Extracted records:
=-=-=

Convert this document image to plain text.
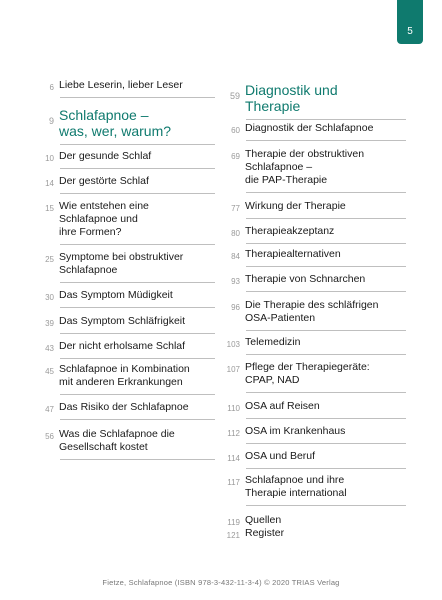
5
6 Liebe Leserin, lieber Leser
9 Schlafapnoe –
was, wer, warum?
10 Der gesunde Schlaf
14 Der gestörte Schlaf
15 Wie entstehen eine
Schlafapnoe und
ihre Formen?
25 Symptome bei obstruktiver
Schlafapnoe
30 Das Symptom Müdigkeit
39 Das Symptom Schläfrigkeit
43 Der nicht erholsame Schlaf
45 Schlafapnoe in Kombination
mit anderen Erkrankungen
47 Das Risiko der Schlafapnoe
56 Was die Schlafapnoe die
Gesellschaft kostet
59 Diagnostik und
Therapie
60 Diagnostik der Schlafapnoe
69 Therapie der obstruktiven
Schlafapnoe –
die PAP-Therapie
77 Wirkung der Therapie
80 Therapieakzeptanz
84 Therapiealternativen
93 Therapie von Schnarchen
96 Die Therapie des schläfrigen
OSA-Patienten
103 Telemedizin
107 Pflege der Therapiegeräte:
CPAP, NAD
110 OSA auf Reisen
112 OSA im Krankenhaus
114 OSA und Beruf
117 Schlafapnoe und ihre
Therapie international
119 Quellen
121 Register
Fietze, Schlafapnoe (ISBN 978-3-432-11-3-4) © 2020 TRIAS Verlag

=-=-=

Task brief ▸ Ignore the images and quote every line of the listing exactly.

Completed task ▸
Convert this document image to plain text.
5
6 Liebe Leserin, lieber Leser
9 Schlafapnoe –
was, wer, warum?
10 Der gesunde Schlaf
14 Der gestörte Schlaf
15 Wie entstehen eine
Schlafapnoe und
ihre Formen?
25 Symptome bei obstruktiver
Schlafapnoe
30 Das Symptom Müdigkeit
39 Das Symptom Schläfrigkeit
43 Der nicht erholsame Schlaf
45 Schlafapnoe in Kombination
mit anderen Erkrankungen
47 Das Risiko der Schlafapnoe
56 Was die Schlafapnoe die
Gesellschaft kostet
59 Diagnostik und
Therapie
60 Diagnostik der Schlafapnoe
69 Therapie der obstruktiven
Schlafapnoe –
die PAP-Therapie
77 Wirkung der Therapie
80 Therapieakzeptanz
84 Therapiealternativen
93 Therapie von Schnarchen
96 Die Therapie des schläfrigen
OSA-Patienten
103 Telemedizin
107 Pflege der Therapiegeräte:
CPAP, NAD
110 OSA auf Reisen
112 OSA im Krankenhaus
114 OSA und Beruf
117 Schlafapnoe und ihre
Therapie international
119 Quellen
121 Register
Fietze, Schlafapnoe (ISBN 978-3-432-11-3-4) © 2020 TRIAS Verlag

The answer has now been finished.